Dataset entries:

-- begin --

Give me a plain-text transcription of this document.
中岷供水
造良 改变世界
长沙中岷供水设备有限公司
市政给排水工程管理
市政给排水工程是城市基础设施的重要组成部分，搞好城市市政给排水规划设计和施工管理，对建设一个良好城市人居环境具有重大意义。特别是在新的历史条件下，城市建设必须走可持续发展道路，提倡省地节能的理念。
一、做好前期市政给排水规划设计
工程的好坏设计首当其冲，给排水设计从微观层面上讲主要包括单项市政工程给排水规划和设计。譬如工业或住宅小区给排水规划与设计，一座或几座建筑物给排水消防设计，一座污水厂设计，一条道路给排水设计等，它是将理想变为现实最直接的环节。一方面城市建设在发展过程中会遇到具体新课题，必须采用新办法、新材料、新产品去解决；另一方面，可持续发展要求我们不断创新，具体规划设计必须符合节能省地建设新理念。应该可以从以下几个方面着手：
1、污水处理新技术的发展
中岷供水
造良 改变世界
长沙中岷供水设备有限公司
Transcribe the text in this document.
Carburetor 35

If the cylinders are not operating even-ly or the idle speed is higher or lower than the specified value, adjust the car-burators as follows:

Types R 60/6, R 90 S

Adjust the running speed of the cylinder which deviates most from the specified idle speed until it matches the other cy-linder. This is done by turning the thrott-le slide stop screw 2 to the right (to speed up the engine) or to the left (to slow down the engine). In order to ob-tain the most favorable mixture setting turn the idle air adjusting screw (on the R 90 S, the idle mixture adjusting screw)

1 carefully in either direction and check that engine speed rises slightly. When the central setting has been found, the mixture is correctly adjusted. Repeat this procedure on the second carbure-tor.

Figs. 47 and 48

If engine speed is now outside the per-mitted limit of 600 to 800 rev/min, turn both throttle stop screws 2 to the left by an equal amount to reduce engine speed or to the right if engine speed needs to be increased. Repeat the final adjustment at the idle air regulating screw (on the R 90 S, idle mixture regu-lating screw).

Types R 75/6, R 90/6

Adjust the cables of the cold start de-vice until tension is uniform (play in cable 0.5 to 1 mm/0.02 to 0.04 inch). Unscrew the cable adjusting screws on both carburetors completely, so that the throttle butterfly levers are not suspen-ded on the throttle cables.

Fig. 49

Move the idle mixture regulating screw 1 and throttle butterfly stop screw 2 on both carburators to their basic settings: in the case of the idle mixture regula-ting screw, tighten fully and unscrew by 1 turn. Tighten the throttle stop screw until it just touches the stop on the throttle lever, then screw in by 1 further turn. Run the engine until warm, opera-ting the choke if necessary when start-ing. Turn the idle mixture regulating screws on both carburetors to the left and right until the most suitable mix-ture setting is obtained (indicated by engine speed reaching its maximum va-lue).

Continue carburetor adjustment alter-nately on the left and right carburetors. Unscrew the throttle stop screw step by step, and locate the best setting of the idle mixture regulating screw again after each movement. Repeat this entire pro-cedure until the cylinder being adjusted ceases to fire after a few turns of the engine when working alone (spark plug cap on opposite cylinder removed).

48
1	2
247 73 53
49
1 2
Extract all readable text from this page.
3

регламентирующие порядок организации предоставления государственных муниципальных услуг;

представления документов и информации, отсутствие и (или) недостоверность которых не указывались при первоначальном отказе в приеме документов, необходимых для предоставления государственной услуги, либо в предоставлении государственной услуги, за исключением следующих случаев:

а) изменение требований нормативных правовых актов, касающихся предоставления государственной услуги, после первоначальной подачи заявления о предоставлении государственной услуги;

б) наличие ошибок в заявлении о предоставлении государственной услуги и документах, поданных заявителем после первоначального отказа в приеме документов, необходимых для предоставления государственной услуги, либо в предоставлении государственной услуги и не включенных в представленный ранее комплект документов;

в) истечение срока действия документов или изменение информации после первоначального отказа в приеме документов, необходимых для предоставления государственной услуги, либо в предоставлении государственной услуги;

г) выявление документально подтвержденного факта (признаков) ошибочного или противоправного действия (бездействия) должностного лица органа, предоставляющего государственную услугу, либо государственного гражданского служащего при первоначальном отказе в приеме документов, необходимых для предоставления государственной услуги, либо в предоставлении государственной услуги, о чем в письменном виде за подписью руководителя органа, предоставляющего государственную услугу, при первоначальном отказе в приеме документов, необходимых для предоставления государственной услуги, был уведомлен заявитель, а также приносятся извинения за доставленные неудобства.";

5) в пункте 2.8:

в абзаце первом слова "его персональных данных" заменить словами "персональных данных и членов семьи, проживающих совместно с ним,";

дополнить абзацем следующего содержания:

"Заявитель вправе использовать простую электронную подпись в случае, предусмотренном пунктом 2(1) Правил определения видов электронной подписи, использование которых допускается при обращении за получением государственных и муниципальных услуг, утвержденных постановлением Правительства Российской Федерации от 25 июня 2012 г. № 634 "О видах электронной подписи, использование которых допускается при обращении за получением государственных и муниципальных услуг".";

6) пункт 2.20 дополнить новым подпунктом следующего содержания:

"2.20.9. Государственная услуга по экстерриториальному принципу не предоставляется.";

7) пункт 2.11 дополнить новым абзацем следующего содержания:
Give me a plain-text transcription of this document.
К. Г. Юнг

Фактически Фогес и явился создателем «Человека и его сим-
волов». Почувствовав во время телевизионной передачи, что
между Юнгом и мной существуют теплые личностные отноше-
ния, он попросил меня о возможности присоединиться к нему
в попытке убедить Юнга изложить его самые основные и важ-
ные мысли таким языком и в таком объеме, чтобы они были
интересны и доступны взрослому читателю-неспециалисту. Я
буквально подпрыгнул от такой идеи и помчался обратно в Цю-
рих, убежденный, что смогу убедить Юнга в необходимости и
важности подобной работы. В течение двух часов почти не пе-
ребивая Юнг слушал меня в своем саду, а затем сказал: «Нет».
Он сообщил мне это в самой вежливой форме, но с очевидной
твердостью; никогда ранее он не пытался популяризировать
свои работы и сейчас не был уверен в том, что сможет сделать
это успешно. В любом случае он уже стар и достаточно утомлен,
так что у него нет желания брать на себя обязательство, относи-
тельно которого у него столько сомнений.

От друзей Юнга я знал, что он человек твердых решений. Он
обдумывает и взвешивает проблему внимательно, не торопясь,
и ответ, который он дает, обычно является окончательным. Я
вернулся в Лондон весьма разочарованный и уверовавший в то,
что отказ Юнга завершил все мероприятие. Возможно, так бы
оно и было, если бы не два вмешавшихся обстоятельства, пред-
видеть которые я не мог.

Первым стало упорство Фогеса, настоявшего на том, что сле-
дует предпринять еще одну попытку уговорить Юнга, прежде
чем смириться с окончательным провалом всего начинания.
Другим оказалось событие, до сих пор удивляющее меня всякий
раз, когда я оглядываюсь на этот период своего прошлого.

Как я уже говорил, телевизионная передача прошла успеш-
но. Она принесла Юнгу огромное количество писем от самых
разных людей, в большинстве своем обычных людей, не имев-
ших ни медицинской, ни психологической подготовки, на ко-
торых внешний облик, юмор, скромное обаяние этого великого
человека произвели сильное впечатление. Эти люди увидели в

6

-- end --

## What needs to be done
Each of the records should be retyped exactly.

## Finished answer
Give me a plain-text transcription of this document.
中岷供水
造良 改变世界
长沙中岷供水设备有限公司
市政给排水工程管理
市政给排水工程是城市基础设施的重要组成部分，搞好城市市政给排水规划设计和施工管理，对建设一个良好城市人居环境具有重大意义。特别是在新的历史条件下，城市建设必须走可持续发展道路，提倡省地节能的理念。
一、做好前期市政给排水规划设计
工程的好坏设计首当其冲，给排水设计从微观层面上讲主要包括单项市政工程给排水规划和设计。譬如工业或住宅小区给排水规划与设计，一座或几座建筑物给排水消防设计，一座污水厂设计，一条道路给排水设计等，它是将理想变为现实最直接的环节。一方面城市建设在发展过程中会遇到具体新课题，必须采用新办法、新材料、新产品去解决；另一方面，可持续发展要求我们不断创新，具体规划设计必须符合节能省地建设新理念。应该可以从以下几个方面着手：
1、污水处理新技术的发展
中岷供水
造良 改变世界
长沙中岷供水设备有限公司
Transcribe the text in this document.
Carburetor 35

If the cylinders are not operating even-ly or the idle speed is higher or lower than the specified value, adjust the car-burators as follows:

Types R 60/6, R 90 S

Adjust the running speed of the cylinder which deviates most from the specified idle speed until it matches the other cy-linder. This is done by turning the thrott-le slide stop screw 2 to the right (to speed up the engine) or to the left (to slow down the engine). In order to ob-tain the most favorable mixture setting turn the idle air adjusting screw (on the R 90 S, the idle mixture adjusting screw)

1 carefully in either direction and check that engine speed rises slightly. When the central setting has been found, the mixture is correctly adjusted. Repeat this procedure on the second carbure-tor.

Figs. 47 and 48

If engine speed is now outside the per-mitted limit of 600 to 800 rev/min, turn both throttle stop screws 2 to the left by an equal amount to reduce engine speed or to the right if engine speed needs to be increased. Repeat the final adjustment at the idle air regulating screw (on the R 90 S, idle mixture regu-lating screw).

Types R 75/6, R 90/6

Adjust the cables of the cold start de-vice until tension is uniform (play in cable 0.5 to 1 mm/0.02 to 0.04 inch). Unscrew the cable adjusting screws on both carburetors completely, so that the throttle butterfly levers are not suspen-ded on the throttle cables.

Fig. 49

Move the idle mixture regulating screw 1 and throttle butterfly stop screw 2 on both carburators to their basic settings: in the case of the idle mixture regula-ting screw, tighten fully and unscrew by 1 turn. Tighten the throttle stop screw until it just touches the stop on the throttle lever, then screw in by 1 further turn. Run the engine until warm, opera-ting the choke if necessary when start-ing. Turn the idle mixture regulating screws on both carburetors to the left and right until the most suitable mix-ture setting is obtained (indicated by engine speed reaching its maximum va-lue).

Continue carburetor adjustment alter-nately on the left and right carburetors. Unscrew the throttle stop screw step by step, and locate the best setting of the idle mixture regulating screw again after each movement. Repeat this entire pro-cedure until the cylinder being adjusted ceases to fire after a few turns of the engine when working alone (spark plug cap on opposite cylinder removed).

48
1	2
247 73 53
49
1 2
Extract all readable text from this page.
3

регламентирующие порядок организации предоставления государственных муниципальных услуг;

представления документов и информации, отсутствие и (или) недостоверность которых не указывались при первоначальном отказе в приеме документов, необходимых для предоставления государственной услуги, либо в предоставлении государственной услуги, за исключением следующих случаев:

а) изменение требований нормативных правовых актов, касающихся предоставления государственной услуги, после первоначальной подачи заявления о предоставлении государственной услуги;

б) наличие ошибок в заявлении о предоставлении государственной услуги и документах, поданных заявителем после первоначального отказа в приеме документов, необходимых для предоставления государственной услуги, либо в предоставлении государственной услуги и не включенных в представленный ранее комплект документов;

в) истечение срока действия документов или изменение информации после первоначального отказа в приеме документов, необходимых для предоставления государственной услуги, либо в предоставлении государственной услуги;

г) выявление документально подтвержденного факта (признаков) ошибочного или противоправного действия (бездействия) должностного лица органа, предоставляющего государственную услугу, либо государственного гражданского служащего при первоначальном отказе в приеме документов, необходимых для предоставления государственной услуги, либо в предоставлении государственной услуги, о чем в письменном виде за подписью руководителя органа, предоставляющего государственную услугу, при первоначальном отказе в приеме документов, необходимых для предоставления государственной услуги, был уведомлен заявитель, а также приносятся извинения за доставленные неудобства.";

5) в пункте 2.8:

в абзаце первом слова "его персональных данных" заменить словами "персональных данных и членов семьи, проживающих совместно с ним,";

дополнить абзацем следующего содержания:

"Заявитель вправе использовать простую электронную подпись в случае, предусмотренном пунктом 2(1) Правил определения видов электронной подписи, использование которых допускается при обращении за получением государственных и муниципальных услуг, утвержденных постановлением Правительства Российской Федерации от 25 июня 2012 г. № 634 "О видах электронной подписи, использование которых допускается при обращении за получением государственных и муниципальных услуг".";

6) пункт 2.20 дополнить новым подпунктом следующего содержания:

"2.20.9. Государственная услуга по экстерриториальному принципу не предоставляется.";

7) пункт 2.11 дополнить новым абзацем следующего содержания:
Give me a plain-text transcription of this document.
К. Г. Юнг

Фактически Фогес и явился создателем «Человека и его сим-
волов». Почувствовав во время телевизионной передачи, что
между Юнгом и мной существуют теплые личностные отноше-
ния, он попросил меня о возможности присоединиться к нему
в попытке убедить Юнга изложить его самые основные и важ-
ные мысли таким языком и в таком объеме, чтобы они были
интересны и доступны взрослому читателю-неспециалисту. Я
буквально подпрыгнул от такой идеи и помчался обратно в Цю-
рих, убежденный, что смогу убедить Юнга в необходимости и
важности подобной работы. В течение двух часов почти не пе-
ребивая Юнг слушал меня в своем саду, а затем сказал: «Нет».
Он сообщил мне это в самой вежливой форме, но с очевидной
твердостью; никогда ранее он не пытался популяризировать
свои работы и сейчас не был уверен в том, что сможет сделать
это успешно. В любом случае он уже стар и достаточно утомлен,
так что у него нет желания брать на себя обязательство, относи-
тельно которого у него столько сомнений.

От друзей Юнга я знал, что он человек твердых решений. Он
обдумывает и взвешивает проблему внимательно, не торопясь,
и ответ, который он дает, обычно является окончательным. Я
вернулся в Лондон весьма разочарованный и уверовавший в то,
что отказ Юнга завершил все мероприятие. Возможно, так бы
оно и было, если бы не два вмешавшихся обстоятельства, пред-
видеть которые я не мог.

Первым стало упорство Фогеса, настоявшего на том, что сле-
дует предпринять еще одну попытку уговорить Юнга, прежде
чем смириться с окончательным провалом всего начинания.
Другим оказалось событие, до сих пор удивляющее меня всякий
раз, когда я оглядываюсь на этот период своего прошлого.

Как я уже говорил, телевизионная передача прошла успеш-
но. Она принесла Юнгу огромное количество писем от самых
разных людей, в большинстве своем обычных людей, не имев-
ших ни медицинской, ни психологической подготовки, на ко-
торых внешний облик, юмор, скромное обаяние этого великого
человека произвели сильное впечатление. Эти люди увидели в

6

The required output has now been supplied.